Return the material word for word. Do not include the pictures.

[Stored items from a collection]
-- begin --
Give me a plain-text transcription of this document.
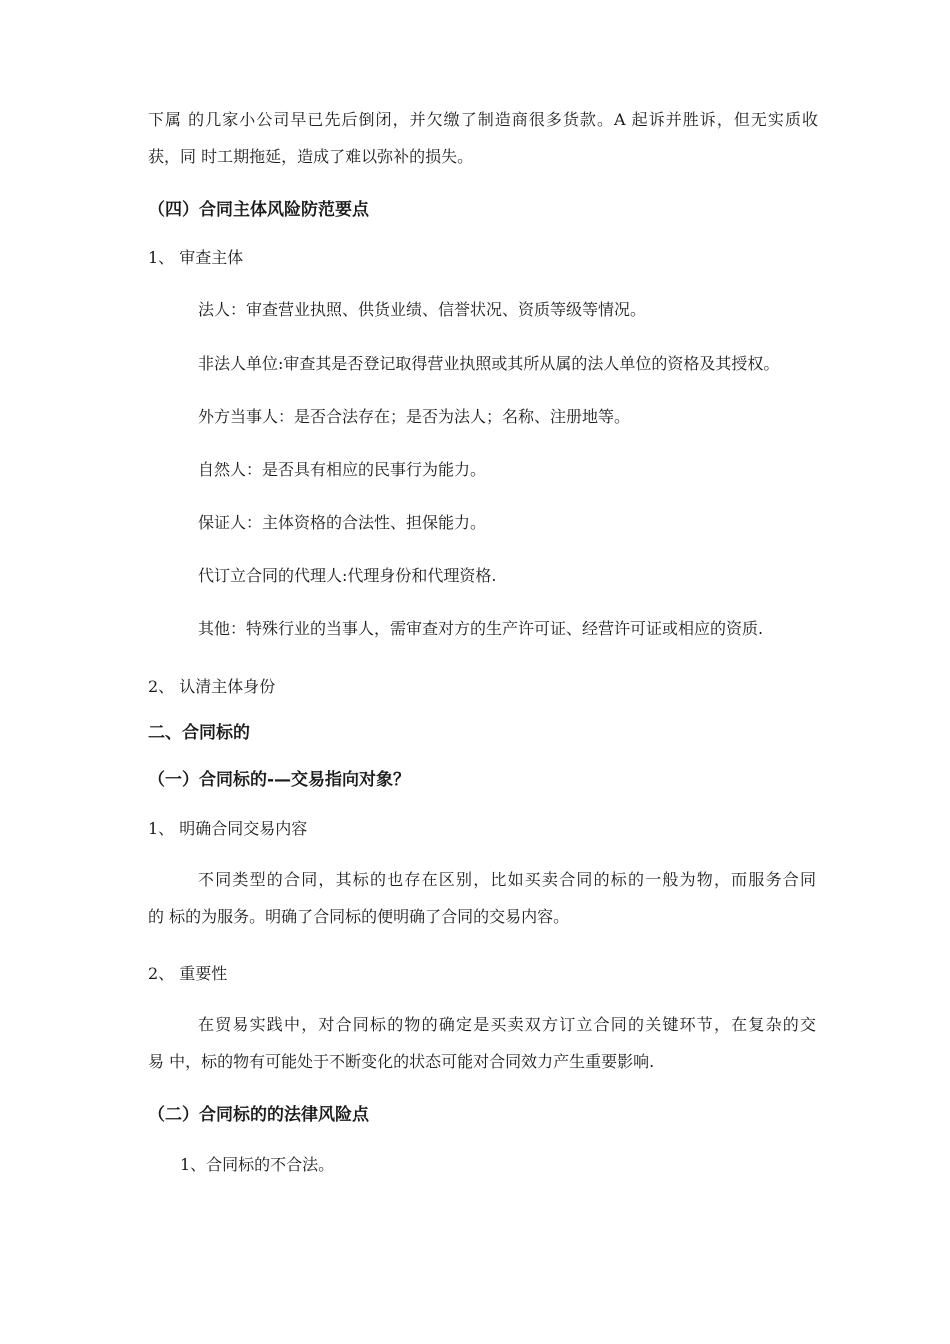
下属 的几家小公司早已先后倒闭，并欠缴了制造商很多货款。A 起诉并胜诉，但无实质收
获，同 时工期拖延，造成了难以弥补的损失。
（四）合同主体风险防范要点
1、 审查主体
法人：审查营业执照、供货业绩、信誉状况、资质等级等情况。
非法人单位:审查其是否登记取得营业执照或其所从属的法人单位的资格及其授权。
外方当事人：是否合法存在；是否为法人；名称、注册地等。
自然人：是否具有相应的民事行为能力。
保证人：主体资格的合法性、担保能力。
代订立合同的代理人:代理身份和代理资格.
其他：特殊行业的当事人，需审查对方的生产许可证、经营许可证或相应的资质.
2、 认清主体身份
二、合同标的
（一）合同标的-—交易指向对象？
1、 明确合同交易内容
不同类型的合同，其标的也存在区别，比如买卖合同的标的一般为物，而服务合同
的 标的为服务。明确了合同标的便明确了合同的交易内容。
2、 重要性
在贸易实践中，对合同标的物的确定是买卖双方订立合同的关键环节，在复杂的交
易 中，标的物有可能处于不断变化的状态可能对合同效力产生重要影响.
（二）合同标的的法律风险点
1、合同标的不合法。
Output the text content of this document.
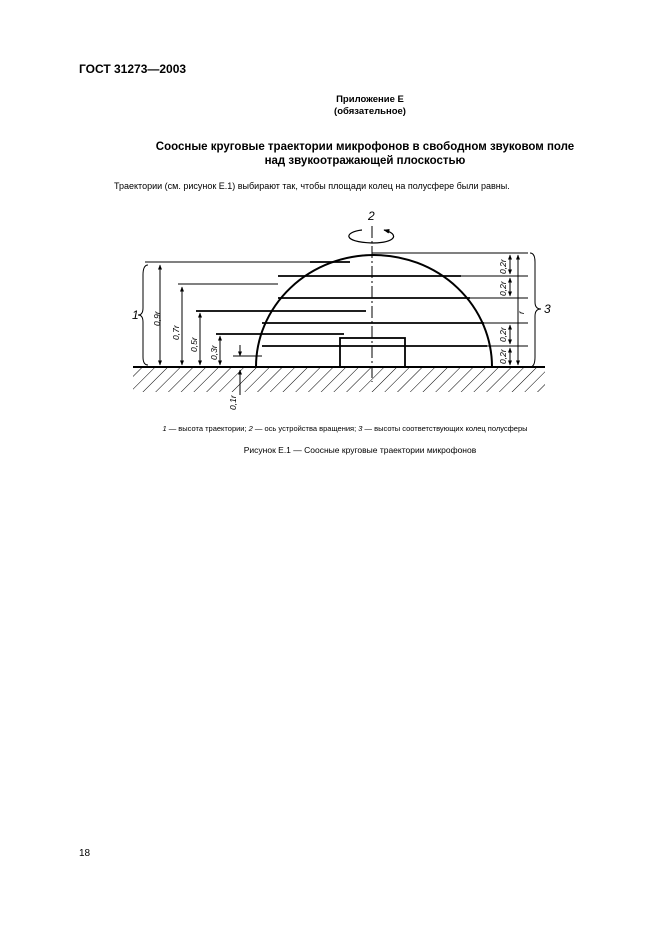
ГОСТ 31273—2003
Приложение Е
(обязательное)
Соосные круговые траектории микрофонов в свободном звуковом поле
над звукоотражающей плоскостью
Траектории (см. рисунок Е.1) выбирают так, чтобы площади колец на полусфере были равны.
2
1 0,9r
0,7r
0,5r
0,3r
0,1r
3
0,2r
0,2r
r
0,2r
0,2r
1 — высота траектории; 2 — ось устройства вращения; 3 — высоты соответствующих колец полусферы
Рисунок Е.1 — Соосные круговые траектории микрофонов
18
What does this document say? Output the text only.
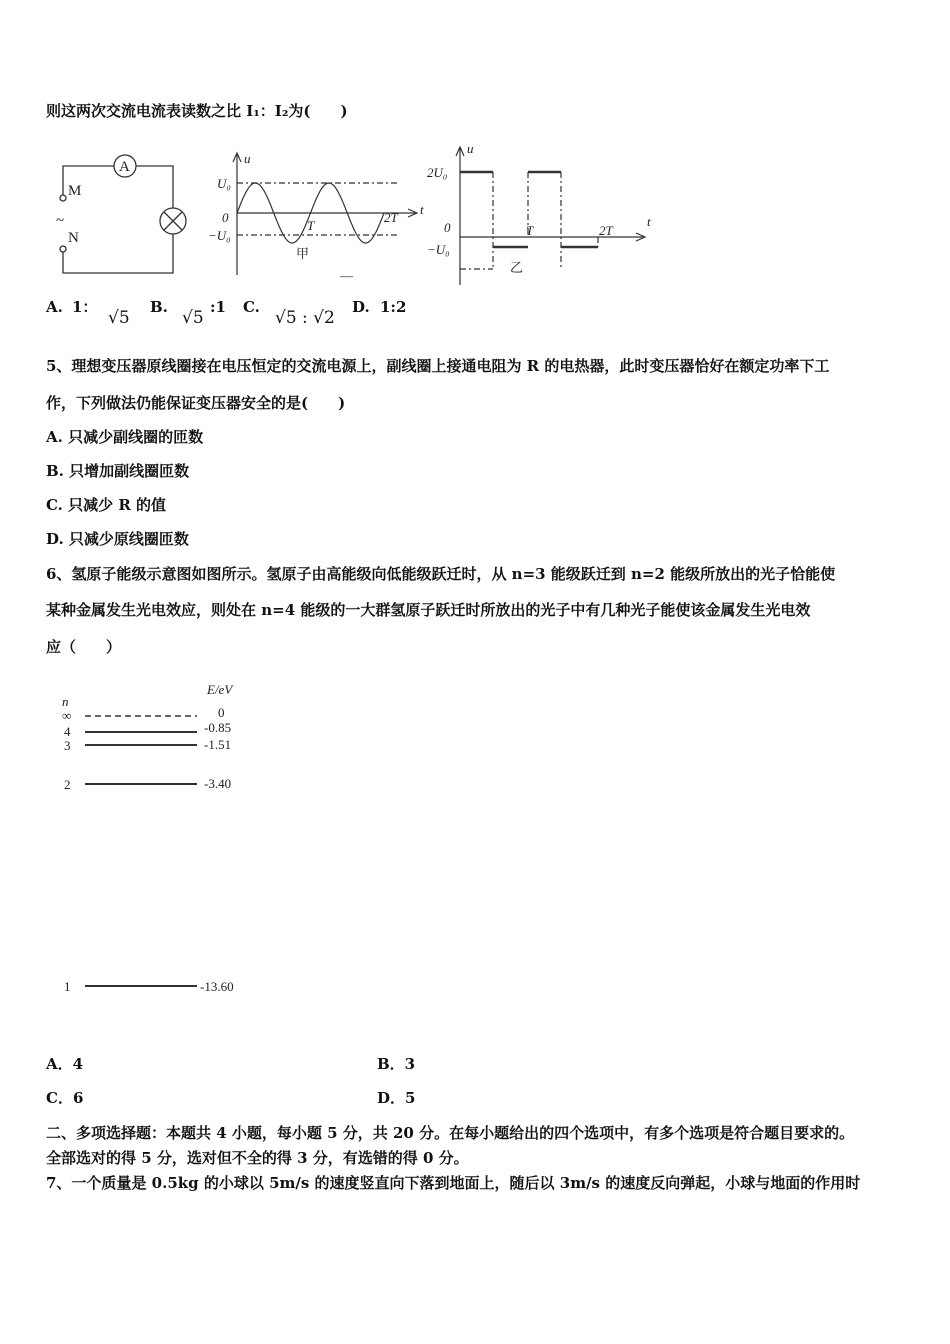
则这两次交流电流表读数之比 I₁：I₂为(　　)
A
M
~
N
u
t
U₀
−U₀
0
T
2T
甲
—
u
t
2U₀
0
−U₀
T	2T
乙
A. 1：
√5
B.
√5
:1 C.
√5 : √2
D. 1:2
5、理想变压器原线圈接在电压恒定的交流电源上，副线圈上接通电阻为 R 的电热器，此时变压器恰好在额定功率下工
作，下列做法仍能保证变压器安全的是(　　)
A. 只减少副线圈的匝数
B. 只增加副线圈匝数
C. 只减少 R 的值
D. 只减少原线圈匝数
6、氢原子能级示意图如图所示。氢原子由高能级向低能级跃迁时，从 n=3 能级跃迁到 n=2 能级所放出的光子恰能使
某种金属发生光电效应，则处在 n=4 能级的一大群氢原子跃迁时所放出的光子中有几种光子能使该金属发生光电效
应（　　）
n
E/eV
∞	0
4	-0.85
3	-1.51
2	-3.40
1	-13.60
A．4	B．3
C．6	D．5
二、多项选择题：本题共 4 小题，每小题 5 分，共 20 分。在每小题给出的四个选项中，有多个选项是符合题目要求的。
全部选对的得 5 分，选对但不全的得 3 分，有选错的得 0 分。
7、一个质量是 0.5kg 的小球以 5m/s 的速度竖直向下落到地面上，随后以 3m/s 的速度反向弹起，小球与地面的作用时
-- end --
__SOLUTION FOR THIS PROBLEM__:
Give me a plain-text transcription of this document.
下属 的几家小公司早已先后倒闭，并欠缴了制造商很多货款。A 起诉并胜诉，但无实质收
获，同 时工期拖延，造成了难以弥补的损失。
（四）合同主体风险防范要点
1、 审查主体
法人：审查营业执照、供货业绩、信誉状况、资质等级等情况。
非法人单位:审查其是否登记取得营业执照或其所从属的法人单位的资格及其授权。
外方当事人：是否合法存在；是否为法人；名称、注册地等。
自然人：是否具有相应的民事行为能力。
保证人：主体资格的合法性、担保能力。
代订立合同的代理人:代理身份和代理资格.
其他：特殊行业的当事人，需审查对方的生产许可证、经营许可证或相应的资质.
2、 认清主体身份
二、合同标的
（一）合同标的-—交易指向对象？
1、 明确合同交易内容
不同类型的合同，其标的也存在区别，比如买卖合同的标的一般为物，而服务合同
的 标的为服务。明确了合同标的便明确了合同的交易内容。
2、 重要性
在贸易实践中，对合同标的物的确定是买卖双方订立合同的关键环节，在复杂的交
易 中，标的物有可能处于不断变化的状态可能对合同效力产生重要影响.
（二）合同标的的法律风险点
1、合同标的不合法。
Output the text content of this document.
ГОСТ 31273—2003
Приложение Е
(обязательное)
Соосные круговые траектории микрофонов в свободном звуковом поле
над звукоотражающей плоскостью
Траектории (см. рисунок Е.1) выбирают так, чтобы площади колец на полусфере были равны.
2
1 0,9r
0,7r
0,5r
0,3r
0,1r
3
0,2r
0,2r
r
0,2r
0,2r
1 — высота траектории; 2 — ось устройства вращения; 3 — высоты соответствующих колец полусферы
Рисунок Е.1 — Соосные круговые траектории микрофонов
18
What does this document say? Output the text only.
则这两次交流电流表读数之比 I₁：I₂为(　　)
A
M
~
N
u
t
U₀
−U₀
0
T
2T
甲
—
u
t
2U₀
0
−U₀
T	2T
乙
A. 1：
√5
B.
√5
:1 C.
√5 : √2
D. 1:2
5、理想变压器原线圈接在电压恒定的交流电源上，副线圈上接通电阻为 R 的电热器，此时变压器恰好在额定功率下工
作，下列做法仍能保证变压器安全的是(　　)
A. 只减少副线圈的匝数
B. 只增加副线圈匝数
C. 只减少 R 的值
D. 只减少原线圈匝数
6、氢原子能级示意图如图所示。氢原子由高能级向低能级跃迁时，从 n=3 能级跃迁到 n=2 能级所放出的光子恰能使
某种金属发生光电效应，则处在 n=4 能级的一大群氢原子跃迁时所放出的光子中有几种光子能使该金属发生光电效
应（　　）
n
E/eV
∞	0
4	-0.85
3	-1.51
2	-3.40
1	-13.60
A．4	B．3
C．6	D．5
二、多项选择题：本题共 4 小题，每小题 5 分，共 20 分。在每小题给出的四个选项中，有多个选项是符合题目要求的。
全部选对的得 5 分，选对但不全的得 3 分，有选错的得 0 分。
7、一个质量是 0.5kg 的小球以 5m/s 的速度竖直向下落到地面上，随后以 3m/s 的速度反向弹起，小球与地面的作用时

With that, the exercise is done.